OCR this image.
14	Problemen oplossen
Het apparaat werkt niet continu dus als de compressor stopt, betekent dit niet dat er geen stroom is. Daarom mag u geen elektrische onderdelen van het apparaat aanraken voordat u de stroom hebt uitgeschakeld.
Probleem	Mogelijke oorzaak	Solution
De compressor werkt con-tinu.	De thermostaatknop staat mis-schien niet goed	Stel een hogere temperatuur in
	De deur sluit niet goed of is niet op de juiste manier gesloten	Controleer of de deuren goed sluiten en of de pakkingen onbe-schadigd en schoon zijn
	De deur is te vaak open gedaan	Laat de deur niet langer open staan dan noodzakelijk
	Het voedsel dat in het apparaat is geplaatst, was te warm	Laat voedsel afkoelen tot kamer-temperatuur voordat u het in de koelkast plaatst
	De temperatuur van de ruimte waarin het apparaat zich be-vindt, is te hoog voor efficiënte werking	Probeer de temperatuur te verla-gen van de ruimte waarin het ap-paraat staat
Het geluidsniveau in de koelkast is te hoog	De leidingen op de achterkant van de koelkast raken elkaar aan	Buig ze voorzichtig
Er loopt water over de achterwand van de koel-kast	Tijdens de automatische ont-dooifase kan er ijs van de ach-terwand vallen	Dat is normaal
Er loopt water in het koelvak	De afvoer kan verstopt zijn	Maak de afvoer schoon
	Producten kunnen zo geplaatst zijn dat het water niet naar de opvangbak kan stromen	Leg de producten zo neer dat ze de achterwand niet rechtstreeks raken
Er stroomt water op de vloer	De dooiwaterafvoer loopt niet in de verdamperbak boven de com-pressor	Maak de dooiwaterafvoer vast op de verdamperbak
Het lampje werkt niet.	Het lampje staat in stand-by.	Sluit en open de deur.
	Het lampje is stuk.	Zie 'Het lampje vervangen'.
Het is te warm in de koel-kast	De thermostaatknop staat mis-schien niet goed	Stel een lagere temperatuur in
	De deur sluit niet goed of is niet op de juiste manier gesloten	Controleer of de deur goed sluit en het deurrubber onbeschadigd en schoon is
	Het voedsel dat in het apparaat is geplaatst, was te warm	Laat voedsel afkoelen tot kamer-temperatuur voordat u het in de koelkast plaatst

....

→ **Task brief**:
Please restate the data word for word, every record included.

→ **Result**:
OCR this image.
14	Problemen oplossen
Het apparaat werkt niet continu dus als de compressor stopt, betekent dit niet dat er geen stroom is. Daarom mag u geen elektrische onderdelen van het apparaat aanraken voordat u de stroom hebt uitgeschakeld.
Probleem	Mogelijke oorzaak	Solution
De compressor werkt con-tinu.	De thermostaatknop staat mis-schien niet goed	Stel een hogere temperatuur in
	De deur sluit niet goed of is niet op de juiste manier gesloten	Controleer of de deuren goed sluiten en of de pakkingen onbe-schadigd en schoon zijn
	De deur is te vaak open gedaan	Laat de deur niet langer open staan dan noodzakelijk
	Het voedsel dat in het apparaat is geplaatst, was te warm	Laat voedsel afkoelen tot kamer-temperatuur voordat u het in de koelkast plaatst
	De temperatuur van de ruimte waarin het apparaat zich be-vindt, is te hoog voor efficiënte werking	Probeer de temperatuur te verla-gen van de ruimte waarin het ap-paraat staat
Het geluidsniveau in de koelkast is te hoog	De leidingen op de achterkant van de koelkast raken elkaar aan	Buig ze voorzichtig
Er loopt water over de achterwand van de koel-kast	Tijdens de automatische ont-dooifase kan er ijs van de ach-terwand vallen	Dat is normaal
Er loopt water in het koelvak	De afvoer kan verstopt zijn	Maak de afvoer schoon
	Producten kunnen zo geplaatst zijn dat het water niet naar de opvangbak kan stromen	Leg de producten zo neer dat ze de achterwand niet rechtstreeks raken
Er stroomt water op de vloer	De dooiwaterafvoer loopt niet in de verdamperbak boven de com-pressor	Maak de dooiwaterafvoer vast op de verdamperbak
Het lampje werkt niet.	Het lampje staat in stand-by.	Sluit en open de deur.
	Het lampje is stuk.	Zie 'Het lampje vervangen'.
Het is te warm in de koel-kast	De thermostaatknop staat mis-schien niet goed	Stel een lagere temperatuur in
	De deur sluit niet goed of is niet op de juiste manier gesloten	Controleer of de deur goed sluit en het deurrubber onbeschadigd en schoon is
	Het voedsel dat in het apparaat is geplaatst, was te warm	Laat voedsel afkoelen tot kamer-temperatuur voordat u het in de koelkast plaatst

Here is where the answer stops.